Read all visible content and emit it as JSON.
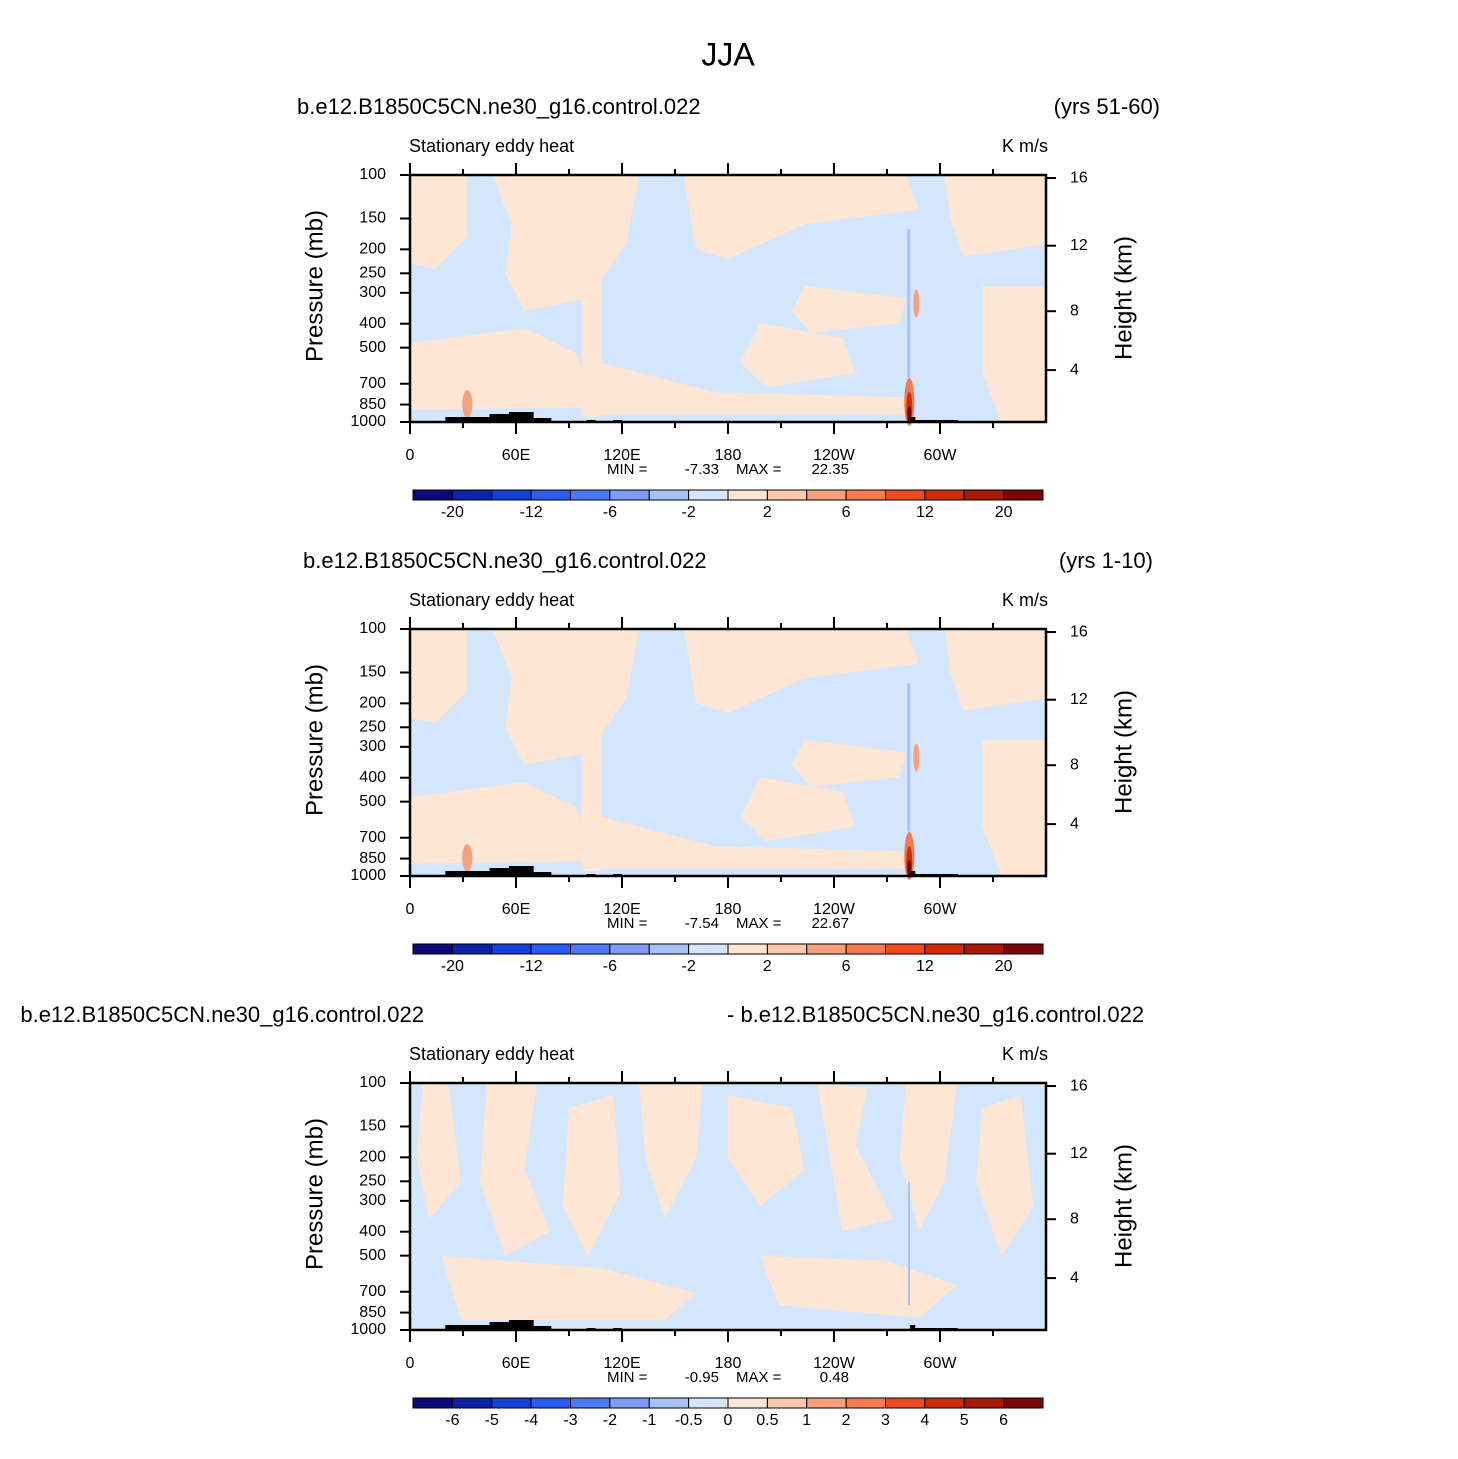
{
  "title": "JJA",
  "chart_data": [
    {
      "type": "contour",
      "title_left": "b.e12.B1850C5CN.ne30_g16.control.022",
      "title_right": "(yrs 51-60)",
      "subtitle_left": "Stationary eddy heat",
      "subtitle_right": "K m/s",
      "ylabel": "Pressure (mb)",
      "y2label": "Height (km)",
      "ylim": [
        1000,
        100
      ],
      "ylog": true,
      "yticks": [
        100,
        150,
        200,
        250,
        300,
        400,
        500,
        700,
        850,
        1000
      ],
      "y2ticks": [
        4,
        8,
        12,
        16
      ],
      "xlim": [
        0,
        360
      ],
      "xticks": [
        0,
        {
          "value": 60,
          "label": "60E"
        },
        {
          "value": 120,
          "label": "120E"
        },
        180,
        {
          "value": 240,
          "label": "120W"
        },
        {
          "value": 300,
          "label": "60W"
        }
      ],
      "min_label": "MIN =",
      "min": -7.33,
      "max_label": "MAX =",
      "max": 22.35,
      "levels": [
        -20,
        null,
        -12,
        null,
        -6,
        null,
        -2,
        null,
        2,
        null,
        6,
        null,
        12,
        null,
        20
      ],
      "colors": [
        "#0a0a7a",
        "#0c25a8",
        "#1440d6",
        "#2a5cf0",
        "#4d78f5",
        "#7e9cf2",
        "#a9c2f5",
        "#d4e6fb",
        "#fde6d4",
        "#fbc8ac",
        "#f6a07e",
        "#f47a52",
        "#ee4b22",
        "#d02c0a",
        "#a81a05",
        "#7a0508"
      ]
    },
    {
      "type": "contour",
      "title_left": "b.e12.B1850C5CN.ne30_g16.control.022",
      "title_right": "(yrs 1-10)",
      "subtitle_left": "Stationary eddy heat",
      "subtitle_right": "K m/s",
      "ylabel": "Pressure (mb)",
      "y2label": "Height (km)",
      "ylim": [
        1000,
        100
      ],
      "ylog": true,
      "yticks": [
        100,
        150,
        200,
        250,
        300,
        400,
        500,
        700,
        850,
        1000
      ],
      "y2ticks": [
        4,
        8,
        12,
        16
      ],
      "xlim": [
        0,
        360
      ],
      "xticks": [
        0,
        {
          "value": 60,
          "label": "60E"
        },
        {
          "value": 120,
          "label": "120E"
        },
        180,
        {
          "value": 240,
          "label": "120W"
        },
        {
          "value": 300,
          "label": "60W"
        }
      ],
      "min_label": "MIN =",
      "min": -7.54,
      "max_label": "MAX =",
      "max": 22.67,
      "levels": [
        -20,
        null,
        -12,
        null,
        -6,
        null,
        -2,
        null,
        2,
        null,
        6,
        null,
        12,
        null,
        20
      ],
      "colors": [
        "#0a0a7a",
        "#0c25a8",
        "#1440d6",
        "#2a5cf0",
        "#4d78f5",
        "#7e9cf2",
        "#a9c2f5",
        "#d4e6fb",
        "#fde6d4",
        "#fbc8ac",
        "#f6a07e",
        "#f47a52",
        "#ee4b22",
        "#d02c0a",
        "#a81a05",
        "#7a0508"
      ]
    },
    {
      "type": "contour",
      "title_left": "b.e12.B1850C5CN.ne30_g16.control.022",
      "title_right": "- b.e12.B1850C5CN.ne30_g16.control.022",
      "subtitle_left": "Stationary eddy heat",
      "subtitle_right": "K m/s",
      "ylabel": "Pressure (mb)",
      "y2label": "Height (km)",
      "ylim": [
        1000,
        100
      ],
      "ylog": true,
      "yticks": [
        100,
        150,
        200,
        250,
        300,
        400,
        500,
        700,
        850,
        1000
      ],
      "y2ticks": [
        4,
        8,
        12,
        16
      ],
      "xlim": [
        0,
        360
      ],
      "xticks": [
        0,
        {
          "value": 60,
          "label": "60E"
        },
        {
          "value": 120,
          "label": "120E"
        },
        180,
        {
          "value": 240,
          "label": "120W"
        },
        {
          "value": 300,
          "label": "60W"
        }
      ],
      "min_label": "MIN =",
      "min": -0.95,
      "max_label": "MAX =",
      "max": 0.48,
      "levels": [
        -6,
        -5,
        -4,
        -3,
        -2,
        -1,
        -0.5,
        0,
        0.5,
        1,
        2,
        3,
        4,
        5,
        6
      ],
      "colors": [
        "#0a0a7a",
        "#0c25a8",
        "#1440d6",
        "#2a5cf0",
        "#4d78f5",
        "#7e9cf2",
        "#a9c2f5",
        "#d4e6fb",
        "#fde6d4",
        "#fbc8ac",
        "#f6a07e",
        "#f47a52",
        "#ee4b22",
        "#d02c0a",
        "#a81a05",
        "#7a0508"
      ]
    }
  ]
}
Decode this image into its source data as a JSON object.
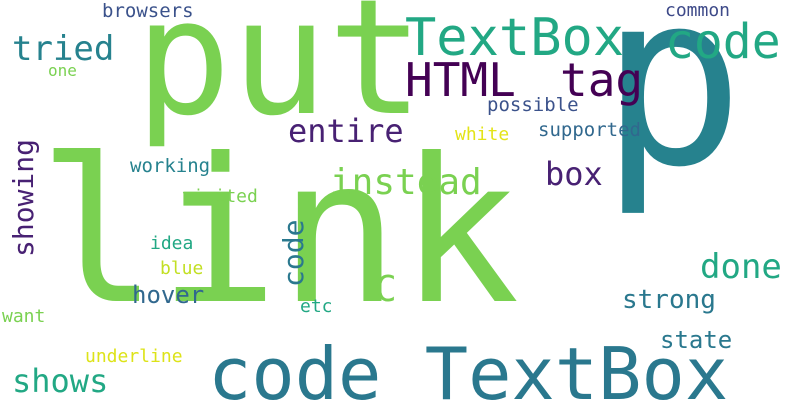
{
  "words": [
    {
      "text": "link",
      "color": "#7ad151",
      "orientation": "horizontal"
    },
    {
      "text": "p",
      "color": "#26828e",
      "orientation": "horizontal"
    },
    {
      "text": "put",
      "color": "#7ad151",
      "orientation": "horizontal"
    },
    {
      "text": "code TextBox",
      "color": "#2a788e",
      "orientation": "horizontal"
    },
    {
      "text": "TextBox",
      "color": "#22a884",
      "orientation": "horizontal"
    },
    {
      "text": "code",
      "color": "#22a884",
      "orientation": "horizontal"
    },
    {
      "text": "HTML",
      "color": "#440154",
      "orientation": "horizontal"
    },
    {
      "text": "tag",
      "color": "#440154",
      "orientation": "horizontal"
    },
    {
      "text": "entire",
      "color": "#482173",
      "orientation": "horizontal"
    },
    {
      "text": "instead",
      "color": "#7ad151",
      "orientation": "horizontal"
    },
    {
      "text": "box",
      "color": "#482173",
      "orientation": "horizontal"
    },
    {
      "text": "tried",
      "color": "#26828e",
      "orientation": "horizontal"
    },
    {
      "text": "showing",
      "color": "#482173",
      "orientation": "vertical"
    },
    {
      "text": "code",
      "color": "#2a788e",
      "orientation": "vertical"
    },
    {
      "text": "C",
      "color": "#7ad151",
      "orientation": "horizontal"
    },
    {
      "text": "done",
      "color": "#22a884",
      "orientation": "horizontal"
    },
    {
      "text": "strong",
      "color": "#2a788e",
      "orientation": "horizontal"
    },
    {
      "text": "shows",
      "color": "#22a884",
      "orientation": "horizontal"
    },
    {
      "text": "hover",
      "color": "#31688e",
      "orientation": "horizontal"
    },
    {
      "text": "state",
      "color": "#2a788e",
      "orientation": "horizontal"
    },
    {
      "text": "browsers",
      "color": "#3b528b",
      "orientation": "horizontal"
    },
    {
      "text": "common",
      "color": "#3e4a89",
      "orientation": "horizontal"
    },
    {
      "text": "one",
      "color": "#7ad151",
      "orientation": "horizontal"
    },
    {
      "text": "possible",
      "color": "#3b528b",
      "orientation": "horizontal"
    },
    {
      "text": "white",
      "color": "#e3e418",
      "orientation": "horizontal"
    },
    {
      "text": "supported",
      "color": "#31688e",
      "orientation": "horizontal"
    },
    {
      "text": "working",
      "color": "#26828e",
      "orientation": "horizontal"
    },
    {
      "text": "visited",
      "color": "#7ad151",
      "orientation": "horizontal"
    },
    {
      "text": "idea",
      "color": "#22a884",
      "orientation": "horizontal"
    },
    {
      "text": "blue",
      "color": "#c2df23",
      "orientation": "horizontal"
    },
    {
      "text": "want",
      "color": "#7ad151",
      "orientation": "horizontal"
    },
    {
      "text": "etc",
      "color": "#22a884",
      "orientation": "horizontal"
    },
    {
      "text": "underline",
      "color": "#dde318",
      "orientation": "horizontal"
    }
  ]
}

*-*-*

REQUEST »
Transcribe the records verbatim and omit the images.

RESULT »
Read all visible content and emit it as JSON.
{
  "title": "JJA",
  "chart_data": [
    {
      "type": "contour",
      "title_left": "b.e12.B1850C5CN.ne30_g16.control.022",
      "title_right": "(yrs 51-60)",
      "subtitle_left": "Stationary eddy heat",
      "subtitle_right": "K m/s",
      "ylabel": "Pressure (mb)",
      "y2label": "Height (km)",
      "ylim": [
        1000,
        100
      ],
      "ylog": true,
      "yticks": [
        100,
        150,
        200,
        250,
        300,
        400,
        500,
        700,
        850,
        1000
      ],
      "y2ticks": [
        4,
        8,
        12,
        16
      ],
      "xlim": [
        0,
        360
      ],
      "xticks": [
        0,
        {
          "value": 60,
          "label": "60E"
        },
        {
          "value": 120,
          "label": "120E"
        },
        180,
        {
          "value": 240,
          "label": "120W"
        },
        {
          "value": 300,
          "label": "60W"
        }
      ],
      "min_label": "MIN =",
      "min": -7.33,
      "max_label": "MAX =",
      "max": 22.35,
      "levels": [
        -20,
        null,
        -12,
        null,
        -6,
        null,
        -2,
        null,
        2,
        null,
        6,
        null,
        12,
        null,
        20
      ],
      "colors": [
        "#0a0a7a",
        "#0c25a8",
        "#1440d6",
        "#2a5cf0",
        "#4d78f5",
        "#7e9cf2",
        "#a9c2f5",
        "#d4e6fb",
        "#fde6d4",
        "#fbc8ac",
        "#f6a07e",
        "#f47a52",
        "#ee4b22",
        "#d02c0a",
        "#a81a05",
        "#7a0508"
      ]
    },
    {
      "type": "contour",
      "title_left": "b.e12.B1850C5CN.ne30_g16.control.022",
      "title_right": "(yrs 1-10)",
      "subtitle_left": "Stationary eddy heat",
      "subtitle_right": "K m/s",
      "ylabel": "Pressure (mb)",
      "y2label": "Height (km)",
      "ylim": [
        1000,
        100
      ],
      "ylog": true,
      "yticks": [
        100,
        150,
        200,
        250,
        300,
        400,
        500,
        700,
        850,
        1000
      ],
      "y2ticks": [
        4,
        8,
        12,
        16
      ],
      "xlim": [
        0,
        360
      ],
      "xticks": [
        0,
        {
          "value": 60,
          "label": "60E"
        },
        {
          "value": 120,
          "label": "120E"
        },
        180,
        {
          "value": 240,
          "label": "120W"
        },
        {
          "value": 300,
          "label": "60W"
        }
      ],
      "min_label": "MIN =",
      "min": -7.54,
      "max_label": "MAX =",
      "max": 22.67,
      "levels": [
        -20,
        null,
        -12,
        null,
        -6,
        null,
        -2,
        null,
        2,
        null,
        6,
        null,
        12,
        null,
        20
      ],
      "colors": [
        "#0a0a7a",
        "#0c25a8",
        "#1440d6",
        "#2a5cf0",
        "#4d78f5",
        "#7e9cf2",
        "#a9c2f5",
        "#d4e6fb",
        "#fde6d4",
        "#fbc8ac",
        "#f6a07e",
        "#f47a52",
        "#ee4b22",
        "#d02c0a",
        "#a81a05",
        "#7a0508"
      ]
    },
    {
      "type": "contour",
      "title_left": "b.e12.B1850C5CN.ne30_g16.control.022",
      "title_right": "- b.e12.B1850C5CN.ne30_g16.control.022",
      "subtitle_left": "Stationary eddy heat",
      "subtitle_right": "K m/s",
      "ylabel": "Pressure (mb)",
      "y2label": "Height (km)",
      "ylim": [
        1000,
        100
      ],
      "ylog": true,
      "yticks": [
        100,
        150,
        200,
        250,
        300,
        400,
        500,
        700,
        850,
        1000
      ],
      "y2ticks": [
        4,
        8,
        12,
        16
      ],
      "xlim": [
        0,
        360
      ],
      "xticks": [
        0,
        {
          "value": 60,
          "label": "60E"
        },
        {
          "value": 120,
          "label": "120E"
        },
        180,
        {
          "value": 240,
          "label": "120W"
        },
        {
          "value": 300,
          "label": "60W"
        }
      ],
      "min_label": "MIN =",
      "min": -0.95,
      "max_label": "MAX =",
      "max": 0.48,
      "levels": [
        -6,
        -5,
        -4,
        -3,
        -2,
        -1,
        -0.5,
        0,
        0.5,
        1,
        2,
        3,
        4,
        5,
        6
      ],
      "colors": [
        "#0a0a7a",
        "#0c25a8",
        "#1440d6",
        "#2a5cf0",
        "#4d78f5",
        "#7e9cf2",
        "#a9c2f5",
        "#d4e6fb",
        "#fde6d4",
        "#fbc8ac",
        "#f6a07e",
        "#f47a52",
        "#ee4b22",
        "#d02c0a",
        "#a81a05",
        "#7a0508"
      ]
    }
  ]
}
Decode this image into its source data as a JSON object.
{
  "words": [
    {
      "text": "link",
      "color": "#7ad151",
      "orientation": "horizontal"
    },
    {
      "text": "p",
      "color": "#26828e",
      "orientation": "horizontal"
    },
    {
      "text": "put",
      "color": "#7ad151",
      "orientation": "horizontal"
    },
    {
      "text": "code TextBox",
      "color": "#2a788e",
      "orientation": "horizontal"
    },
    {
      "text": "TextBox",
      "color": "#22a884",
      "orientation": "horizontal"
    },
    {
      "text": "code",
      "color": "#22a884",
      "orientation": "horizontal"
    },
    {
      "text": "HTML",
      "color": "#440154",
      "orientation": "horizontal"
    },
    {
      "text": "tag",
      "color": "#440154",
      "orientation": "horizontal"
    },
    {
      "text": "entire",
      "color": "#482173",
      "orientation": "horizontal"
    },
    {
      "text": "instead",
      "color": "#7ad151",
      "orientation": "horizontal"
    },
    {
      "text": "box",
      "color": "#482173",
      "orientation": "horizontal"
    },
    {
      "text": "tried",
      "color": "#26828e",
      "orientation": "horizontal"
    },
    {
      "text": "showing",
      "color": "#482173",
      "orientation": "vertical"
    },
    {
      "text": "code",
      "color": "#2a788e",
      "orientation": "vertical"
    },
    {
      "text": "C",
      "color": "#7ad151",
      "orientation": "horizontal"
    },
    {
      "text": "done",
      "color": "#22a884",
      "orientation": "horizontal"
    },
    {
      "text": "strong",
      "color": "#2a788e",
      "orientation": "horizontal"
    },
    {
      "text": "shows",
      "color": "#22a884",
      "orientation": "horizontal"
    },
    {
      "text": "hover",
      "color": "#31688e",
      "orientation": "horizontal"
    },
    {
      "text": "state",
      "color": "#2a788e",
      "orientation": "horizontal"
    },
    {
      "text": "browsers",
      "color": "#3b528b",
      "orientation": "horizontal"
    },
    {
      "text": "common",
      "color": "#3e4a89",
      "orientation": "horizontal"
    },
    {
      "text": "one",
      "color": "#7ad151",
      "orientation": "horizontal"
    },
    {
      "text": "possible",
      "color": "#3b528b",
      "orientation": "horizontal"
    },
    {
      "text": "white",
      "color": "#e3e418",
      "orientation": "horizontal"
    },
    {
      "text": "supported",
      "color": "#31688e",
      "orientation": "horizontal"
    },
    {
      "text": "working",
      "color": "#26828e",
      "orientation": "horizontal"
    },
    {
      "text": "visited",
      "color": "#7ad151",
      "orientation": "horizontal"
    },
    {
      "text": "idea",
      "color": "#22a884",
      "orientation": "horizontal"
    },
    {
      "text": "blue",
      "color": "#c2df23",
      "orientation": "horizontal"
    },
    {
      "text": "want",
      "color": "#7ad151",
      "orientation": "horizontal"
    },
    {
      "text": "etc",
      "color": "#22a884",
      "orientation": "horizontal"
    },
    {
      "text": "underline",
      "color": "#dde318",
      "orientation": "horizontal"
    }
  ]
}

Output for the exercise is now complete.